In this exercise, return the whole listing exactly, excluding any images.

Data entries:
——————

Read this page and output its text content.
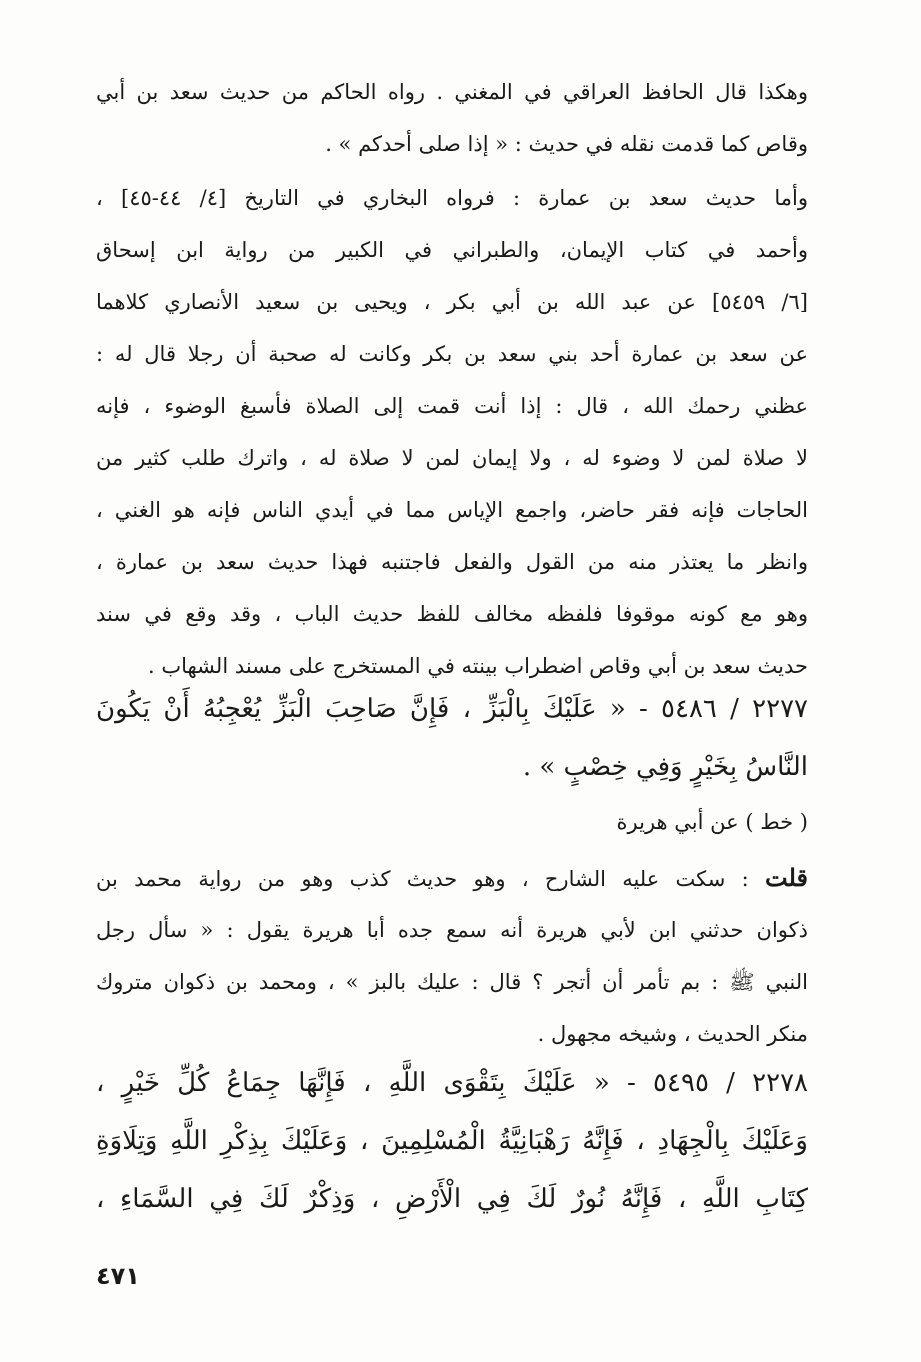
وهكذا قال الحافظ العراقي في المغني . رواه الحاكم من حديث سعد بن أبي
وقاص كما قدمت نقله في حديث : « إذا صلى أحدكم » .
وأما حديث سعد بن عمارة : فرواه البخاري في التاريخ [٤/ ٤٤-٤٥] ،
وأحمد في كتاب الإيمان، والطبراني في الكبير من رواية ابن إسحاق
[٦/ ٥٤٥٩] عن عبد الله بن أبي بكر ، ويحيى بن سعيد الأنصاري كلاهما
عن سعد بن عمارة أحد بني سعد بن بكر وكانت له صحبة أن رجلا قال له :
عظني رحمك الله ، قال : إذا أنت قمت إلى الصلاة فأسبغ الوضوء ، فإنه
لا صلاة لمن لا وضوء له ، ولا إيمان لمن لا صلاة له ، واترك طلب كثير من
الحاجات فإنه فقر حاضر، واجمع الإياس مما في أيدي الناس فإنه هو الغني ،
وانظر ما يعتذر منه من القول والفعل فاجتنبه فهذا حديث سعد بن عمارة ،
وهو مع كونه موقوفا فلفظه مخالف للفظ حديث الباب ، وقد وقع في سند
حديث سعد بن أبي وقاص اضطراب بينته في المستخرج على مسند الشهاب .
٢٢٧٧ / ٥٤٨٦ - « عَلَيْكَ بِالْبَزِّ ، فَإِنَّ صَاحِبَ الْبَزِّ يُعْجِبُهُ أَنْ يَكُونَ
النَّاسُ بِخَيْرٍ وَفِي خِصْبٍ » .
( خط ) عن أبي هريرة
قلت : سكت عليه الشارح ، وهو حديث كذب وهو من رواية محمد بن
ذكوان حدثني ابن لأبي هريرة أنه سمع جده أبا هريرة يقول : « سأل رجل
النبي ﷺ : بم تأمر أن أتجر ؟ قال : عليك بالبز » ، ومحمد بن ذكوان متروك
منكر الحديث ، وشيخه مجهول .
٢٢٧٨ / ٥٤٩٥ - « عَلَيْكَ بِتَقْوَى اللَّهِ ، فَإِنَّهَا جِمَاعُ كُلِّ خَيْرٍ ،
وَعَلَيْكَ بِالْجِهَادِ ، فَإِنَّهُ رَهْبَانِيَّةُ الْمُسْلِمِينَ ، وَعَلَيْكَ بِذِكْرِ اللَّهِ وَتِلَاوَةِ
كِتَابِ اللَّهِ ، فَإِنَّهُ نُورٌ لَكَ فِي الْأَرْضِ ، وَذِكْرٌ لَكَ فِي السَّمَاءِ ،
٤٧١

——————

● **Answer below**
Read this page and output its text content.
وهكذا قال الحافظ العراقي في المغني . رواه الحاكم من حديث سعد بن أبي
وقاص كما قدمت نقله في حديث : « إذا صلى أحدكم » .
وأما حديث سعد بن عمارة : فرواه البخاري في التاريخ [٤/ ٤٤-٤٥] ،
وأحمد في كتاب الإيمان، والطبراني في الكبير من رواية ابن إسحاق
[٦/ ٥٤٥٩] عن عبد الله بن أبي بكر ، ويحيى بن سعيد الأنصاري كلاهما
عن سعد بن عمارة أحد بني سعد بن بكر وكانت له صحبة أن رجلا قال له :
عظني رحمك الله ، قال : إذا أنت قمت إلى الصلاة فأسبغ الوضوء ، فإنه
لا صلاة لمن لا وضوء له ، ولا إيمان لمن لا صلاة له ، واترك طلب كثير من
الحاجات فإنه فقر حاضر، واجمع الإياس مما في أيدي الناس فإنه هو الغني ،
وانظر ما يعتذر منه من القول والفعل فاجتنبه فهذا حديث سعد بن عمارة ،
وهو مع كونه موقوفا فلفظه مخالف للفظ حديث الباب ، وقد وقع في سند
حديث سعد بن أبي وقاص اضطراب بينته في المستخرج على مسند الشهاب .
٢٢٧٧ / ٥٤٨٦ - « عَلَيْكَ بِالْبَزِّ ، فَإِنَّ صَاحِبَ الْبَزِّ يُعْجِبُهُ أَنْ يَكُونَ
النَّاسُ بِخَيْرٍ وَفِي خِصْبٍ » .
( خط ) عن أبي هريرة
قلت : سكت عليه الشارح ، وهو حديث كذب وهو من رواية محمد بن
ذكوان حدثني ابن لأبي هريرة أنه سمع جده أبا هريرة يقول : « سأل رجل
النبي ﷺ : بم تأمر أن أتجر ؟ قال : عليك بالبز » ، ومحمد بن ذكوان متروك
منكر الحديث ، وشيخه مجهول .
٢٢٧٨ / ٥٤٩٥ - « عَلَيْكَ بِتَقْوَى اللَّهِ ، فَإِنَّهَا جِمَاعُ كُلِّ خَيْرٍ ،
وَعَلَيْكَ بِالْجِهَادِ ، فَإِنَّهُ رَهْبَانِيَّةُ الْمُسْلِمِينَ ، وَعَلَيْكَ بِذِكْرِ اللَّهِ وَتِلَاوَةِ
كِتَابِ اللَّهِ ، فَإِنَّهُ نُورٌ لَكَ فِي الْأَرْضِ ، وَذِكْرٌ لَكَ فِي السَّمَاءِ ،
٤٧١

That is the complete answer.